----- Records for this task -----

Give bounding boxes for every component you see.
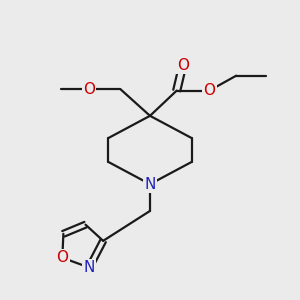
Text: O: O [83, 82, 95, 97]
Text: O: O [56, 250, 68, 265]
Text: N: N [84, 260, 95, 275]
Text: O: O [203, 83, 215, 98]
Text: N: N [144, 177, 156, 192]
Text: O: O [177, 58, 189, 73]
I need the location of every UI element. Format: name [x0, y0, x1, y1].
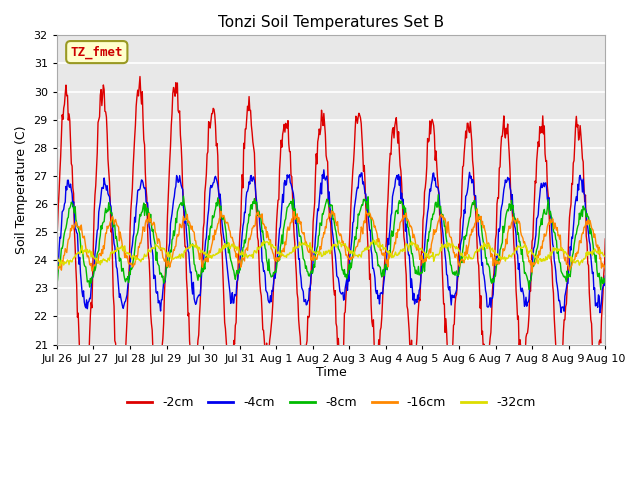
-2cm [63, 93, 70, 99]
-2cm [415, 295, 423, 301]
Line: -4cm: -4cm [57, 170, 605, 312]
-32cm [53, 252, 61, 257]
-8cm [602, 278, 609, 284]
-8cm [414, 271, 422, 277]
-16cm [53, 263, 61, 268]
-2cm [602, 236, 609, 242]
-32cm [602, 253, 609, 259]
Line: -32cm: -32cm [57, 240, 605, 266]
-32cm [399, 246, 407, 252]
-16cm [528, 269, 536, 275]
Line: -16cm: -16cm [57, 209, 605, 272]
-16cm [602, 266, 609, 272]
-8cm [435, 192, 442, 198]
-4cm [175, 179, 183, 185]
-4cm [120, 305, 127, 311]
-32cm [56, 263, 64, 269]
Line: -8cm: -8cm [57, 195, 605, 289]
Y-axis label: Soil Temperature (C): Soil Temperature (C) [15, 126, 28, 254]
-8cm [398, 199, 406, 204]
-32cm [205, 255, 212, 261]
-2cm [136, 73, 144, 79]
-2cm [120, 370, 127, 376]
-32cm [176, 252, 184, 257]
-8cm [204, 243, 212, 249]
-8cm [175, 204, 183, 210]
-16cm [175, 232, 183, 238]
-8cm [120, 265, 127, 271]
-4cm [415, 296, 422, 302]
Legend: -2cm, -4cm, -8cm, -16cm, -32cm: -2cm, -4cm, -8cm, -16cm, -32cm [122, 391, 540, 414]
-32cm [372, 237, 380, 242]
-16cm [63, 250, 70, 255]
-8cm [597, 287, 605, 292]
-2cm [205, 120, 213, 126]
-4cm [204, 213, 212, 219]
-16cm [120, 244, 127, 250]
-4cm [320, 167, 328, 173]
-32cm [415, 245, 423, 251]
-16cm [414, 242, 422, 248]
-8cm [63, 221, 70, 227]
-2cm [154, 408, 162, 414]
-4cm [399, 198, 406, 204]
-2cm [399, 219, 407, 225]
-4cm [602, 273, 609, 279]
-2cm [177, 132, 184, 138]
-16cm [474, 206, 481, 212]
-2cm [53, 239, 61, 245]
Line: -2cm: -2cm [57, 76, 605, 411]
Title: Tonzi Soil Temperatures Set B: Tonzi Soil Temperatures Set B [218, 15, 444, 30]
-16cm [398, 218, 406, 224]
X-axis label: Time: Time [316, 366, 346, 379]
-8cm [53, 283, 61, 289]
-32cm [63, 257, 71, 263]
-4cm [63, 187, 70, 193]
-4cm [596, 310, 604, 315]
-16cm [204, 259, 212, 265]
-4cm [53, 277, 61, 283]
-32cm [120, 244, 128, 250]
Text: TZ_fmet: TZ_fmet [70, 46, 123, 59]
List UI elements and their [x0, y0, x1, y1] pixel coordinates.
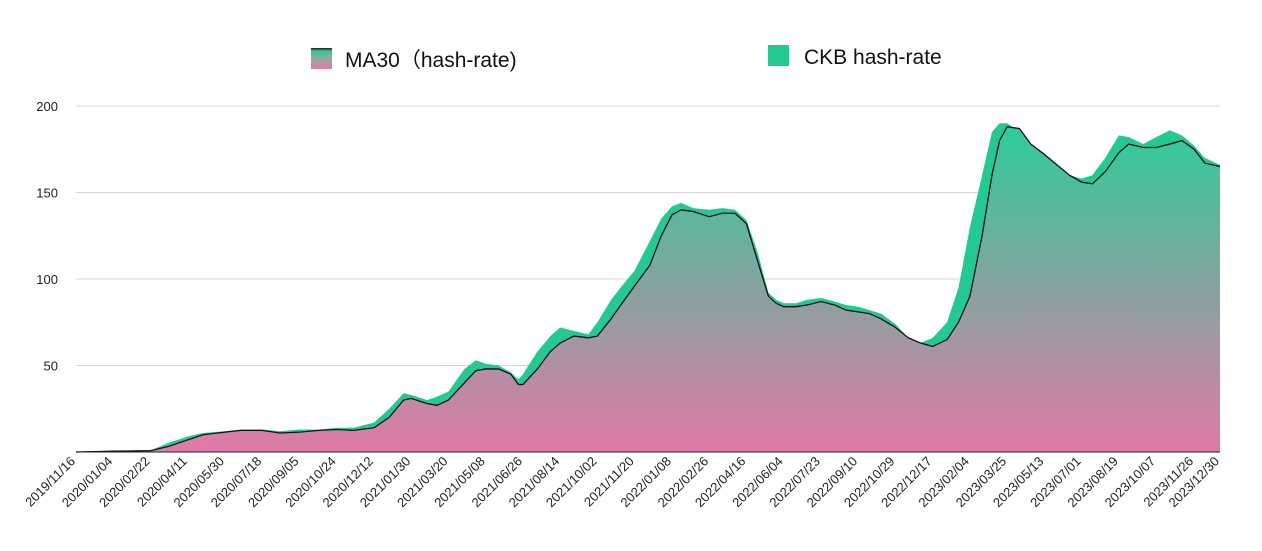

-----

▶ [The problem] Copy out all of the material above line for line, with every character unchanged. Omit the pictures from your copy.

▶ [Output below]
Give bounding boxes for every component you see.
Text: O: O [83, 82, 95, 97]
Text: O: O [56, 250, 68, 265]
Text: N: N [84, 260, 95, 275]
Text: O: O [203, 83, 215, 98]
Text: N: N [144, 177, 156, 192]
Text: O: O [177, 58, 189, 73]
I need the location of every UI element. Format: name [x0, y0, x1, y1].
-2cm [63, 93, 70, 99]
-2cm [415, 295, 423, 301]
Line: -4cm: -4cm [57, 170, 605, 312]
-32cm [53, 252, 61, 257]
-8cm [602, 278, 609, 284]
-8cm [414, 271, 422, 277]
-16cm [53, 263, 61, 268]
-2cm [602, 236, 609, 242]
-32cm [602, 253, 609, 259]
Line: -32cm: -32cm [57, 240, 605, 266]
-32cm [399, 246, 407, 252]
-16cm [528, 269, 536, 275]
Line: -16cm: -16cm [57, 209, 605, 272]
-16cm [602, 266, 609, 272]
-8cm [435, 192, 442, 198]
-4cm [175, 179, 183, 185]
-4cm [120, 305, 127, 311]
-32cm [56, 263, 64, 269]
Line: -8cm: -8cm [57, 195, 605, 289]
Y-axis label: Soil Temperature (C): Soil Temperature (C) [15, 126, 28, 254]
-8cm [398, 199, 406, 204]
-32cm [205, 255, 212, 261]
-2cm [136, 73, 144, 79]
-2cm [120, 370, 127, 376]
-32cm [176, 252, 184, 257]
-8cm [204, 243, 212, 249]
-8cm [175, 204, 183, 210]
-16cm [175, 232, 183, 238]
-8cm [120, 265, 127, 271]
-4cm [415, 296, 422, 302]
Legend: -2cm, -4cm, -8cm, -16cm, -32cm: -2cm, -4cm, -8cm, -16cm, -32cm [122, 391, 540, 414]
-32cm [372, 237, 380, 242]
-16cm [63, 250, 70, 255]
-8cm [597, 287, 605, 292]
-2cm [205, 120, 213, 126]
-4cm [204, 213, 212, 219]
-16cm [120, 244, 127, 250]
-4cm [320, 167, 328, 173]
-32cm [415, 245, 423, 251]
-16cm [414, 242, 422, 248]
-8cm [63, 221, 70, 227]
-2cm [154, 408, 162, 414]
-4cm [399, 198, 406, 204]
-2cm [399, 219, 407, 225]
-4cm [602, 273, 609, 279]
-2cm [177, 132, 184, 138]
-16cm [474, 206, 481, 212]
-2cm [53, 239, 61, 245]
Line: -2cm: -2cm [57, 76, 605, 411]
Title: Tonzi Soil Temperatures Set B: Tonzi Soil Temperatures Set B [218, 15, 444, 30]
-16cm [398, 218, 406, 224]
X-axis label: Time: Time [316, 366, 346, 379]
-8cm [53, 283, 61, 289]
-32cm [63, 257, 71, 263]
-4cm [63, 187, 70, 193]
-4cm [596, 310, 604, 315]
-16cm [204, 259, 212, 265]
-4cm [53, 277, 61, 283]
-32cm [120, 244, 128, 250]
Text: TZ_fmet: TZ_fmet [70, 46, 123, 59]
List UI elements and their [x0, y0, x1, y1] pixel coordinates.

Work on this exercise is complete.